- EXERCISE DIRECTIONS:
Return all the entries exactly, keeping pictures out.

[Figure dataset records]

• • • •

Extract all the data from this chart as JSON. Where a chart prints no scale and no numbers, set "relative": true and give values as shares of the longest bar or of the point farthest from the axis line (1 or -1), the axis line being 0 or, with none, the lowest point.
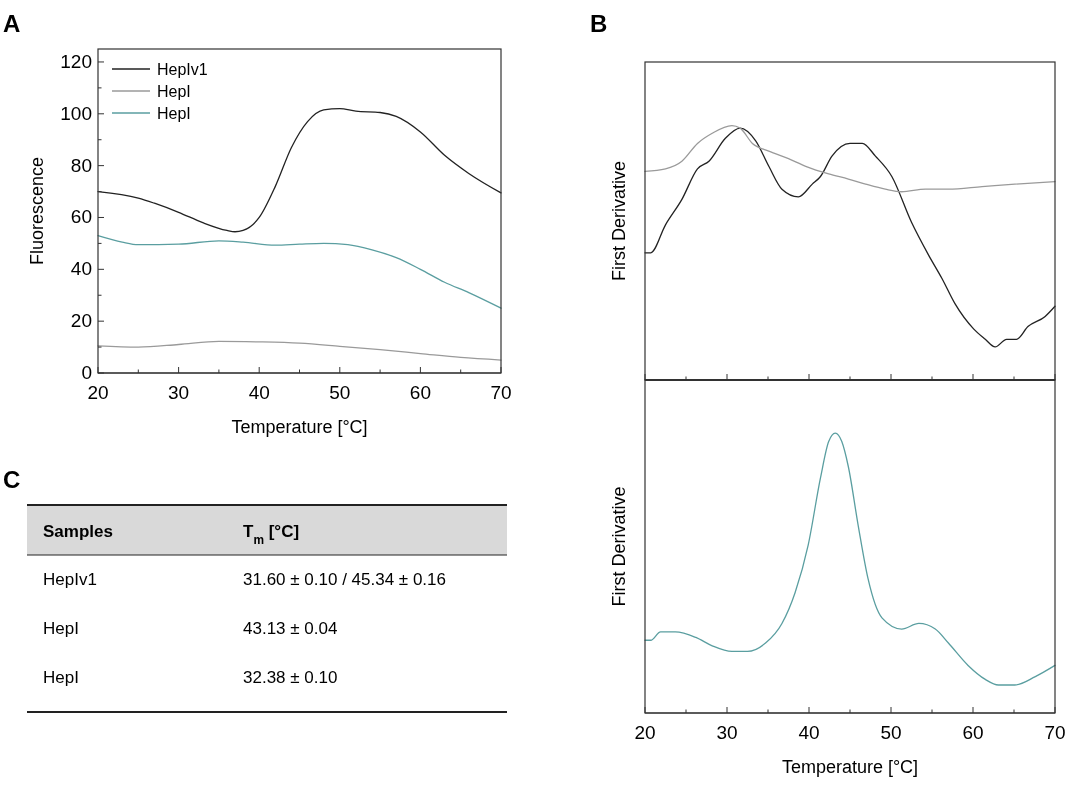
{
  "chart_data": [
    {
      "type": "line",
      "title": "A",
      "xlabel": "Temperature [°C]",
      "ylabel": "Fluorescence",
      "xlim": [
        20,
        70
      ],
      "ylim": [
        0,
        125
      ],
      "xticks": [
        20,
        30,
        40,
        50,
        60,
        70
      ],
      "yticks": [
        0,
        20,
        40,
        60,
        80,
        100,
        120
      ],
      "legend": "top left",
      "series": [
        {
          "name": "HepIv1",
          "color": "#222222",
          "x": [
            20,
            25,
            27,
            30,
            33,
            36,
            37,
            38,
            40,
            42,
            44,
            46,
            48,
            50,
            52,
            55,
            57,
            60,
            63,
            66,
            70
          ],
          "values": [
            70,
            67.5,
            65.5,
            62,
            58,
            55,
            54.5,
            55,
            60,
            72,
            87,
            97,
            101.5,
            102,
            101,
            100.5,
            99,
            93,
            84,
            77,
            69.5
          ]
        },
        {
          "name": "HepI",
          "color": "#9a9a9a",
          "x": [
            20,
            25,
            30,
            35,
            40,
            45,
            50,
            55,
            60,
            65,
            70
          ],
          "values": [
            10.5,
            10,
            11,
            12.2,
            12,
            11.5,
            10.3,
            9,
            7.5,
            6,
            5
          ]
        },
        {
          "name": "HepI",
          "color": "#5a9ea0",
          "x": [
            20,
            23,
            25,
            30,
            35,
            38,
            42,
            45,
            48,
            51,
            54,
            57,
            60,
            63,
            66,
            70
          ],
          "values": [
            53,
            50.5,
            49.5,
            49.7,
            51,
            50.5,
            49.3,
            49.7,
            50,
            49.5,
            47.5,
            44.5,
            40,
            35,
            31,
            25
          ]
        }
      ]
    },
    {
      "type": "line",
      "title": "B",
      "ylabel": "First Derivative",
      "relative": true,
      "xlim": [
        20,
        70
      ],
      "xticks": [
        20,
        30,
        40,
        50,
        60,
        70
      ],
      "tick_labels": false,
      "series": [
        {
          "color": "#222222",
          "x": [
            20,
            20.7,
            22.5,
            24.5,
            26.4,
            27.8,
            29.8,
            31.6,
            33.5,
            35.1,
            36.7,
            38.7,
            40.4,
            41.4,
            42.8,
            45,
            46.5,
            48.1,
            50.1,
            52.5,
            54.6,
            56.2,
            57.8,
            60.1,
            61.5,
            62.7,
            64.1,
            65.3,
            66.7,
            68.8,
            70
          ],
          "values": [
            0.5,
            0.5,
            0.61,
            0.71,
            0.83,
            0.86,
            0.95,
            0.99,
            0.94,
            0.84,
            0.75,
            0.72,
            0.77,
            0.8,
            0.88,
            0.93,
            0.93,
            0.88,
            0.8,
            0.62,
            0.49,
            0.4,
            0.3,
            0.2,
            0.16,
            0.13,
            0.16,
            0.16,
            0.21,
            0.25,
            0.29
          ]
        },
        {
          "color": "#9a9a9a",
          "x": [
            20,
            22.5,
            24.5,
            26.4,
            28.2,
            30.6,
            31.6,
            33.1,
            35.1,
            37.5,
            39.6,
            42.4,
            44.8,
            46.9,
            49.3,
            51.3,
            54.2,
            57,
            61.1,
            65.1,
            70
          ],
          "values": [
            0.82,
            0.83,
            0.86,
            0.93,
            0.97,
            1,
            0.99,
            0.93,
            0.9,
            0.87,
            0.84,
            0.81,
            0.79,
            0.77,
            0.75,
            0.74,
            0.75,
            0.75,
            0.76,
            0.77,
            0.78
          ]
        }
      ]
    },
    {
      "type": "line",
      "xlabel": "Temperature [°C]",
      "ylabel": "First Derivative",
      "relative": true,
      "xlim": [
        20,
        70
      ],
      "xticks": [
        20,
        30,
        40,
        50,
        60,
        70
      ],
      "tick_labels": "x",
      "series": [
        {
          "color": "#5a9ea0",
          "x": [
            20,
            20.7,
            21.9,
            23.7,
            26.2,
            28.2,
            30.6,
            32.5,
            34.7,
            36.7,
            38.3,
            39.9,
            41.4,
            42.4,
            43.2,
            44,
            44.8,
            46,
            47.2,
            48.9,
            51.3,
            53.4,
            55.4,
            57,
            59.4,
            61.5,
            63.1,
            65.1,
            67.6,
            70
          ],
          "values": [
            0.26,
            0.26,
            0.29,
            0.29,
            0.27,
            0.24,
            0.22,
            0.22,
            0.25,
            0.32,
            0.43,
            0.6,
            0.84,
            0.97,
            1,
            0.97,
            0.88,
            0.67,
            0.48,
            0.34,
            0.3,
            0.32,
            0.3,
            0.25,
            0.17,
            0.12,
            0.1,
            0.1,
            0.13,
            0.17
          ]
        }
      ]
    },
    {
      "type": "other",
      "title": "C",
      "annotations": [
        "Samples",
        "T$_{m}$ [°C]",
        "HepIv1",
        "31.60 ± 0.10 / 45.34 ± 0.16",
        "HepI",
        "43.13 ± 0.04",
        "HepI",
        "32.38 ± 0.10"
      ]
    }
  ]
}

• • • •

- SOLVED PROBLEM:
Extract all the data from this chart as JSON. Where a chart prints no scale and no numbers, set "relative": true and give values as shares of the longest bar or of the point farthest from the axis line (1 or -1), the axis line being 0 or, with none, the lowest point.
{
  "chart_data": [
    {
      "type": "line",
      "title": "A",
      "xlabel": "Temperature [°C]",
      "ylabel": "Fluorescence",
      "xlim": [
        20,
        70
      ],
      "ylim": [
        0,
        125
      ],
      "xticks": [
        20,
        30,
        40,
        50,
        60,
        70
      ],
      "yticks": [
        0,
        20,
        40,
        60,
        80,
        100,
        120
      ],
      "legend": "top left",
      "series": [
        {
          "name": "HepIv1",
          "color": "#222222",
          "x": [
            20,
            25,
            27,
            30,
            33,
            36,
            37,
            38,
            40,
            42,
            44,
            46,
            48,
            50,
            52,
            55,
            57,
            60,
            63,
            66,
            70
          ],
          "values": [
            70,
            67.5,
            65.5,
            62,
            58,
            55,
            54.5,
            55,
            60,
            72,
            87,
            97,
            101.5,
            102,
            101,
            100.5,
            99,
            93,
            84,
            77,
            69.5
          ]
        },
        {
          "name": "HepI",
          "color": "#9a9a9a",
          "x": [
            20,
            25,
            30,
            35,
            40,
            45,
            50,
            55,
            60,
            65,
            70
          ],
          "values": [
            10.5,
            10,
            11,
            12.2,
            12,
            11.5,
            10.3,
            9,
            7.5,
            6,
            5
          ]
        },
        {
          "name": "HepI",
          "color": "#5a9ea0",
          "x": [
            20,
            23,
            25,
            30,
            35,
            38,
            42,
            45,
            48,
            51,
            54,
            57,
            60,
            63,
            66,
            70
          ],
          "values": [
            53,
            50.5,
            49.5,
            49.7,
            51,
            50.5,
            49.3,
            49.7,
            50,
            49.5,
            47.5,
            44.5,
            40,
            35,
            31,
            25
          ]
        }
      ]
    },
    {
      "type": "line",
      "title": "B",
      "ylabel": "First Derivative",
      "relative": true,
      "xlim": [
        20,
        70
      ],
      "xticks": [
        20,
        30,
        40,
        50,
        60,
        70
      ],
      "tick_labels": false,
      "series": [
        {
          "color": "#222222",
          "x": [
            20,
            20.7,
            22.5,
            24.5,
            26.4,
            27.8,
            29.8,
            31.6,
            33.5,
            35.1,
            36.7,
            38.7,
            40.4,
            41.4,
            42.8,
            45,
            46.5,
            48.1,
            50.1,
            52.5,
            54.6,
            56.2,
            57.8,
            60.1,
            61.5,
            62.7,
            64.1,
            65.3,
            66.7,
            68.8,
            70
          ],
          "values": [
            0.5,
            0.5,
            0.61,
            0.71,
            0.83,
            0.86,
            0.95,
            0.99,
            0.94,
            0.84,
            0.75,
            0.72,
            0.77,
            0.8,
            0.88,
            0.93,
            0.93,
            0.88,
            0.8,
            0.62,
            0.49,
            0.4,
            0.3,
            0.2,
            0.16,
            0.13,
            0.16,
            0.16,
            0.21,
            0.25,
            0.29
          ]
        },
        {
          "color": "#9a9a9a",
          "x": [
            20,
            22.5,
            24.5,
            26.4,
            28.2,
            30.6,
            31.6,
            33.1,
            35.1,
            37.5,
            39.6,
            42.4,
            44.8,
            46.9,
            49.3,
            51.3,
            54.2,
            57,
            61.1,
            65.1,
            70
          ],
          "values": [
            0.82,
            0.83,
            0.86,
            0.93,
            0.97,
            1,
            0.99,
            0.93,
            0.9,
            0.87,
            0.84,
            0.81,
            0.79,
            0.77,
            0.75,
            0.74,
            0.75,
            0.75,
            0.76,
            0.77,
            0.78
          ]
        }
      ]
    },
    {
      "type": "line",
      "xlabel": "Temperature [°C]",
      "ylabel": "First Derivative",
      "relative": true,
      "xlim": [
        20,
        70
      ],
      "xticks": [
        20,
        30,
        40,
        50,
        60,
        70
      ],
      "tick_labels": "x",
      "series": [
        {
          "color": "#5a9ea0",
          "x": [
            20,
            20.7,
            21.9,
            23.7,
            26.2,
            28.2,
            30.6,
            32.5,
            34.7,
            36.7,
            38.3,
            39.9,
            41.4,
            42.4,
            43.2,
            44,
            44.8,
            46,
            47.2,
            48.9,
            51.3,
            53.4,
            55.4,
            57,
            59.4,
            61.5,
            63.1,
            65.1,
            67.6,
            70
          ],
          "values": [
            0.26,
            0.26,
            0.29,
            0.29,
            0.27,
            0.24,
            0.22,
            0.22,
            0.25,
            0.32,
            0.43,
            0.6,
            0.84,
            0.97,
            1,
            0.97,
            0.88,
            0.67,
            0.48,
            0.34,
            0.3,
            0.32,
            0.3,
            0.25,
            0.17,
            0.12,
            0.1,
            0.1,
            0.13,
            0.17
          ]
        }
      ]
    },
    {
      "type": "other",
      "title": "C",
      "annotations": [
        "Samples",
        "T$_{m}$ [°C]",
        "HepIv1",
        "31.60 ± 0.10 / 45.34 ± 0.16",
        "HepI",
        "43.13 ± 0.04",
        "HepI",
        "32.38 ± 0.10"
      ]
    }
  ]
}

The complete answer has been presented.